Begin DATASET EXTRACT
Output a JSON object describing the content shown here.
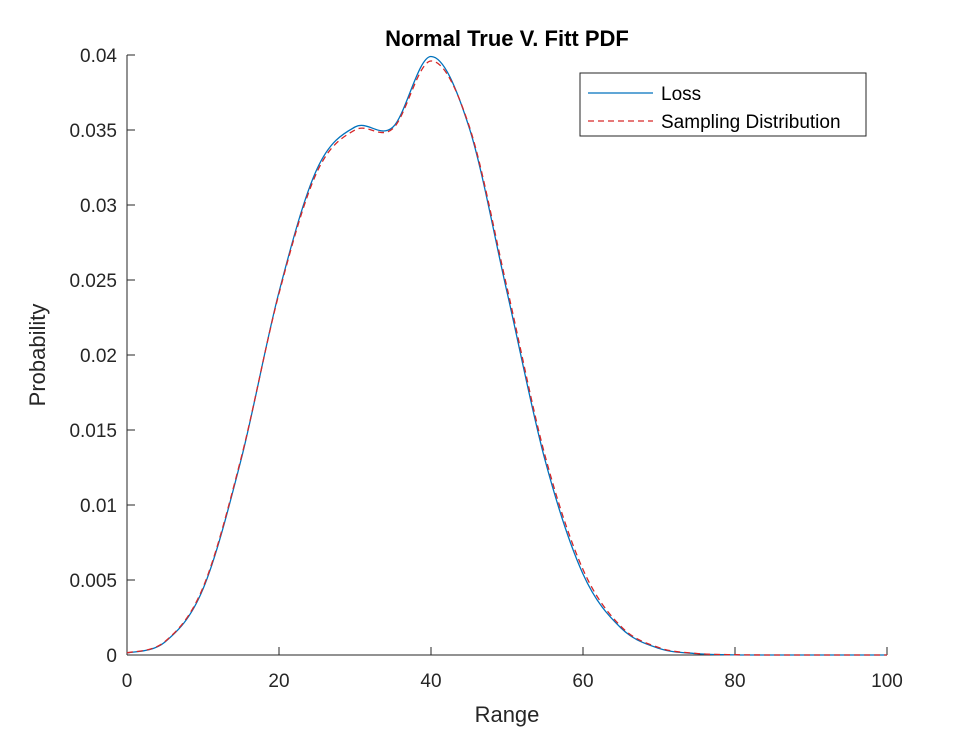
{
  "chart_data": {
    "type": "line",
    "title": "Normal True V. Fitt PDF",
    "xlabel": "Range",
    "ylabel": "Probability",
    "xlim": [
      0,
      100
    ],
    "ylim": [
      0,
      0.04
    ],
    "xticks": [
      0,
      20,
      40,
      60,
      80,
      100
    ],
    "xtick_labels": [
      "0",
      "20",
      "40",
      "60",
      "80",
      "100"
    ],
    "yticks": [
      0,
      0.005,
      0.01,
      0.015,
      0.02,
      0.025,
      0.03,
      0.035,
      0.04
    ],
    "ytick_labels": [
      "0",
      "0.005",
      "0.01",
      "0.015",
      "0.02",
      "0.025",
      "0.03",
      "0.035",
      "0.04"
    ],
    "grid": false,
    "legend_position": "top-right",
    "x": [
      0,
      5,
      10,
      15,
      20,
      25,
      30,
      35,
      40,
      45,
      50,
      55,
      60,
      65,
      70,
      75,
      80,
      85,
      90,
      95,
      100
    ],
    "series": [
      {
        "name": "Loss",
        "style": "solid",
        "color": "#0072BD",
        "values": [
          0.00013,
          0.00087,
          0.0044,
          0.013,
          0.0242,
          0.0324,
          0.0352,
          0.0352,
          0.0399,
          0.0352,
          0.0242,
          0.013,
          0.0054,
          0.0018,
          0.00044,
          9e-05,
          1e-05,
          0.0,
          0.0,
          0.0,
          0.0
        ]
      },
      {
        "name": "Sampling Distribution",
        "style": "dashed",
        "color": "#D62728",
        "values": [
          0.00014,
          0.0009,
          0.0045,
          0.0131,
          0.0241,
          0.0322,
          0.035,
          0.0351,
          0.0396,
          0.0353,
          0.0245,
          0.0133,
          0.0057,
          0.0019,
          0.00049,
          0.0001,
          2e-05,
          0.0,
          0.0,
          0.0,
          0.0
        ]
      }
    ]
  }
}
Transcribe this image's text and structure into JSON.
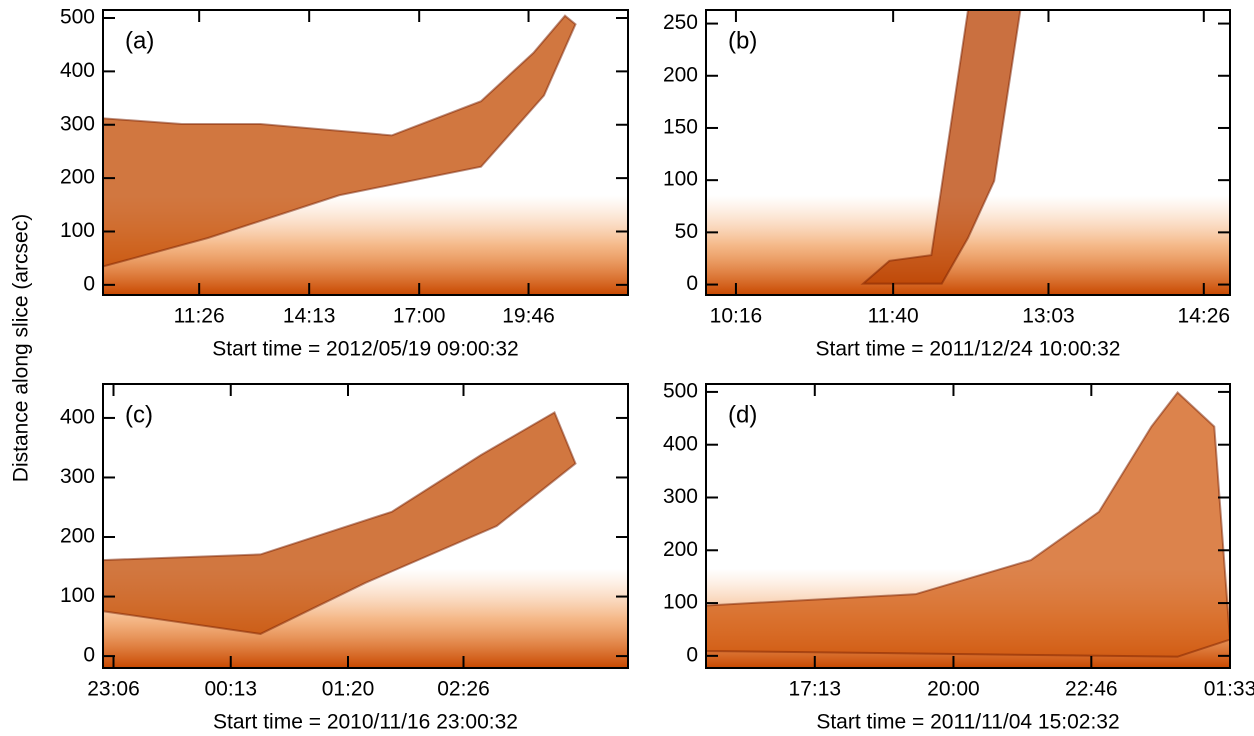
{
  "y_label": "Distance along slice (arcsec)",
  "chart_data": [
    {
      "type": "heatmap",
      "panel_label": "(a)",
      "x_label": "Start time = 2012/05/19 09:00:32",
      "color": "#c24a00",
      "xlim": [
        0,
        797
      ],
      "xticks": [
        {
          "value": 146,
          "label": "11:26"
        },
        {
          "value": 313,
          "label": "14:13"
        },
        {
          "value": 480,
          "label": "17:00"
        },
        {
          "value": 646,
          "label": "19:46"
        }
      ],
      "ylim": [
        -19,
        515
      ],
      "yticks": [
        0,
        100,
        200,
        300,
        400,
        500
      ]
    },
    {
      "type": "heatmap",
      "panel_label": "(b)",
      "x_label": "Start time = 2011/12/24 10:00:32",
      "color": "#b84000",
      "xlim": [
        0,
        280
      ],
      "xticks": [
        {
          "value": 16,
          "label": "10:16"
        },
        {
          "value": 100,
          "label": "11:40"
        },
        {
          "value": 183,
          "label": "13:03"
        },
        {
          "value": 266,
          "label": "14:26"
        }
      ],
      "ylim": [
        -10,
        263
      ],
      "yticks": [
        0,
        50,
        100,
        150,
        200,
        250
      ]
    },
    {
      "type": "heatmap",
      "panel_label": "(c)",
      "x_label": "Start time = 2010/11/16 23:00:32",
      "color": "#c24a00",
      "xlim": [
        0,
        300
      ],
      "xticks": [
        {
          "value": 6,
          "label": "23:06"
        },
        {
          "value": 73,
          "label": "00:13"
        },
        {
          "value": 140,
          "label": "01:20"
        },
        {
          "value": 206,
          "label": "02:26"
        }
      ],
      "ylim": [
        -20,
        457
      ],
      "yticks": [
        0,
        100,
        200,
        300,
        400
      ]
    },
    {
      "type": "heatmap",
      "panel_label": "(d)",
      "x_label": "Start time = 2011/11/04 15:02:32",
      "color": "#d05a10",
      "xlim": [
        0,
        631
      ],
      "xticks": [
        {
          "value": 131,
          "label": "17:13"
        },
        {
          "value": 298,
          "label": "20:00"
        },
        {
          "value": 464,
          "label": "22:46"
        },
        {
          "value": 631,
          "label": "01:33"
        }
      ],
      "ylim": [
        -23,
        515
      ],
      "yticks": [
        0,
        100,
        200,
        300,
        400,
        500
      ]
    }
  ]
}
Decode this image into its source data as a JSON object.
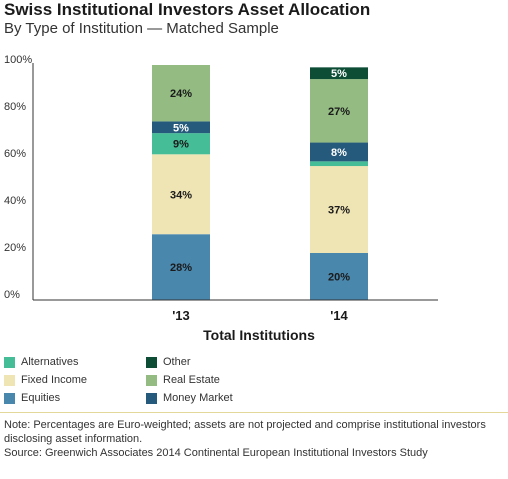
{
  "chart_data": {
    "type": "bar",
    "stacked": true,
    "title": "Swiss Institutional Investors Asset Allocation",
    "subtitle": "By Type of Institution — Matched Sample",
    "xlabel": "Total Institutions",
    "ylabel": "",
    "ylim": [
      0,
      100
    ],
    "y_ticks": [
      "0%",
      "20%",
      "40%",
      "60%",
      "80%",
      "100%"
    ],
    "categories": [
      "'13",
      "'14"
    ],
    "series": [
      {
        "name": "Equities",
        "color": "#4a87ad",
        "values": [
          28,
          20
        ],
        "labels": [
          "28%",
          "20%"
        ]
      },
      {
        "name": "Fixed Income",
        "color": "#efe4b4",
        "values": [
          34,
          37
        ],
        "labels": [
          "34%",
          "37%"
        ]
      },
      {
        "name": "Alternatives",
        "color": "#45bd97",
        "values": [
          9,
          2
        ],
        "labels": [
          "9%",
          ""
        ]
      },
      {
        "name": "Money Market",
        "color": "#255a7c",
        "values": [
          5,
          8
        ],
        "labels": [
          "5%",
          "8%"
        ]
      },
      {
        "name": "Real Estate",
        "color": "#93bb82",
        "values": [
          24,
          27
        ],
        "labels": [
          "24%",
          "27%"
        ]
      },
      {
        "name": "Other",
        "color": "#0d4d36",
        "values": [
          0,
          5
        ],
        "labels": [
          "",
          "5%"
        ]
      }
    ],
    "grid": false,
    "legend_placement": "bottom-left"
  },
  "legend": {
    "items": [
      {
        "label": "Alternatives",
        "color": "#45bd97"
      },
      {
        "label": "Fixed Income",
        "color": "#efe4b4"
      },
      {
        "label": "Equities",
        "color": "#4a87ad"
      },
      {
        "label": "Other",
        "color": "#0d4d36"
      },
      {
        "label": "Real Estate",
        "color": "#93bb82"
      },
      {
        "label": "Money Market",
        "color": "#255a7c"
      }
    ]
  },
  "notes": {
    "note": "Note: Percentages are Euro-weighted; assets are not projected and comprise institutional investors disclosing asset information.",
    "source": "Source: Greenwich Associates 2014 Continental European Institutional Investors Study"
  }
}
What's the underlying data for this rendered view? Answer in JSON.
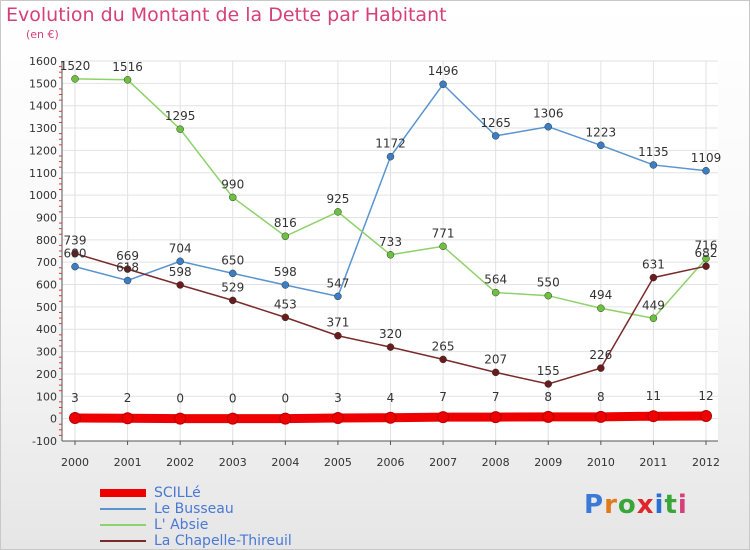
{
  "header": {
    "title": "Evolution du Montant de la Dette par Habitant",
    "subtitle": "(en €)"
  },
  "logo": {
    "text": "Proxiti",
    "letter_colors": [
      "#3a7ad6",
      "#e07a1a",
      "#3aa63a",
      "#e0262a",
      "#2b6fd6",
      "#3aa63a",
      "#d6407a"
    ]
  },
  "chart_data": {
    "type": "line",
    "title": "Evolution du Montant de la Dette par Habitant",
    "subtitle": "(en €)",
    "x": [
      "2000",
      "2001",
      "2002",
      "2003",
      "2004",
      "2005",
      "2006",
      "2007",
      "2008",
      "2009",
      "2010",
      "2011",
      "2012"
    ],
    "ylim": [
      -100,
      1600
    ],
    "yticks": [
      -100,
      0,
      100,
      200,
      300,
      400,
      500,
      600,
      700,
      800,
      900,
      1000,
      1100,
      1200,
      1300,
      1400,
      1500,
      1600
    ],
    "grid": true,
    "legend_position": "bottom-left",
    "series": [
      {
        "name": "SCILLé",
        "color": "#ee0000",
        "thick": true,
        "values": [
          3,
          2,
          0,
          0,
          0,
          3,
          4,
          7,
          7,
          8,
          8,
          11,
          12
        ],
        "labels": [
          "3",
          "2",
          "0",
          "0",
          "0",
          "3",
          "4",
          "7",
          "7",
          "8",
          "8",
          "11",
          "12"
        ]
      },
      {
        "name": "Le Busseau",
        "color": "#5a94d0",
        "dot": "#3a7ec4",
        "values": [
          680,
          618,
          704,
          650,
          598,
          547,
          1172,
          1496,
          1265,
          1306,
          1223,
          1135,
          1109
        ],
        "labels": [
          "680",
          "618",
          "704",
          "650",
          "598",
          "547",
          "1172",
          "1496",
          "1265",
          "1306",
          "1223",
          "1135",
          "1109"
        ]
      },
      {
        "name": "L' Absie",
        "color": "#8ed26a",
        "dot": "#6cc13e",
        "values": [
          1520,
          1516,
          1295,
          990,
          816,
          925,
          733,
          771,
          564,
          550,
          494,
          449,
          716
        ],
        "labels": [
          "1520",
          "1516",
          "1295",
          "990",
          "816",
          "925",
          "733",
          "771",
          "564",
          "550",
          "494",
          "449",
          "716"
        ]
      },
      {
        "name": "La Chapelle-Thireuil",
        "color": "#7a2a2a",
        "dot": "#6a1c1c",
        "values": [
          739,
          669,
          598,
          529,
          453,
          371,
          320,
          265,
          207,
          155,
          226,
          631,
          682
        ],
        "labels": [
          "739",
          "669",
          "598",
          "529",
          "453",
          "371",
          "320",
          "265",
          "207",
          "155",
          "226",
          "631",
          "682"
        ]
      }
    ]
  }
}
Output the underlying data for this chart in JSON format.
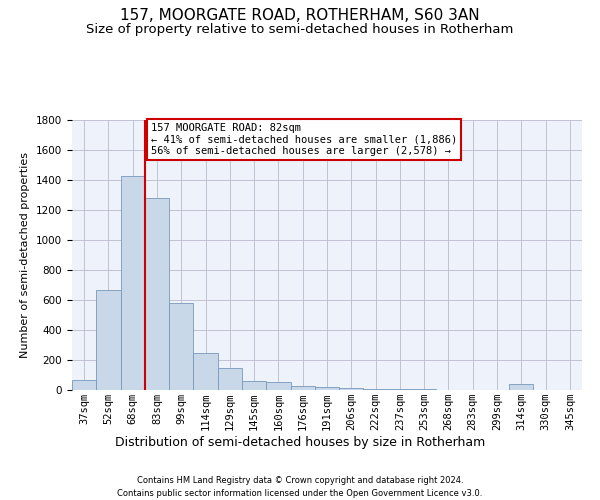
{
  "title1": "157, MOORGATE ROAD, ROTHERHAM, S60 3AN",
  "title2": "Size of property relative to semi-detached houses in Rotherham",
  "xlabel": "Distribution of semi-detached houses by size in Rotherham",
  "ylabel": "Number of semi-detached properties",
  "footer1": "Contains HM Land Registry data © Crown copyright and database right 2024.",
  "footer2": "Contains public sector information licensed under the Open Government Licence v3.0.",
  "categories": [
    "37sqm",
    "52sqm",
    "68sqm",
    "83sqm",
    "99sqm",
    "114sqm",
    "129sqm",
    "145sqm",
    "160sqm",
    "176sqm",
    "191sqm",
    "206sqm",
    "222sqm",
    "237sqm",
    "253sqm",
    "268sqm",
    "283sqm",
    "299sqm",
    "314sqm",
    "330sqm",
    "345sqm"
  ],
  "values": [
    65,
    670,
    1430,
    1280,
    580,
    250,
    145,
    60,
    55,
    30,
    20,
    15,
    5,
    5,
    5,
    0,
    0,
    0,
    40,
    0,
    0
  ],
  "bar_color": "#c8d8e8",
  "bar_edge_color": "#7799bb",
  "vline_color": "#cc0000",
  "annotation_line1": "157 MOORGATE ROAD: 82sqm",
  "annotation_line2": "← 41% of semi-detached houses are smaller (1,886)",
  "annotation_line3": "56% of semi-detached houses are larger (2,578) →",
  "annotation_box_color": "#cc0000",
  "ylim": [
    0,
    1800
  ],
  "yticks": [
    0,
    200,
    400,
    600,
    800,
    1000,
    1200,
    1400,
    1600,
    1800
  ],
  "grid_color": "#bbbbcc",
  "bg_color": "#eef2fa",
  "title1_fontsize": 11,
  "title2_fontsize": 9.5,
  "ylabel_fontsize": 8,
  "xlabel_fontsize": 9,
  "tick_fontsize": 7.5,
  "footer_fontsize": 6,
  "ann_fontsize": 7.5
}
End DATASET EXTRACT
▸ **YOUR GOAL**:
Go through the entries and return each line where the word "time" appears.

▸ **RESULT OF THIS TASK**:
      "x_label": "Start time = 2012/05/19 09:00:32",
      "x_label": "Start time = 2011/12/24 10:00:32",
      "x_label": "Start time = 2010/11/16 23:00:32",
      "x_label": "Start time = 2011/11/04 15:02:32",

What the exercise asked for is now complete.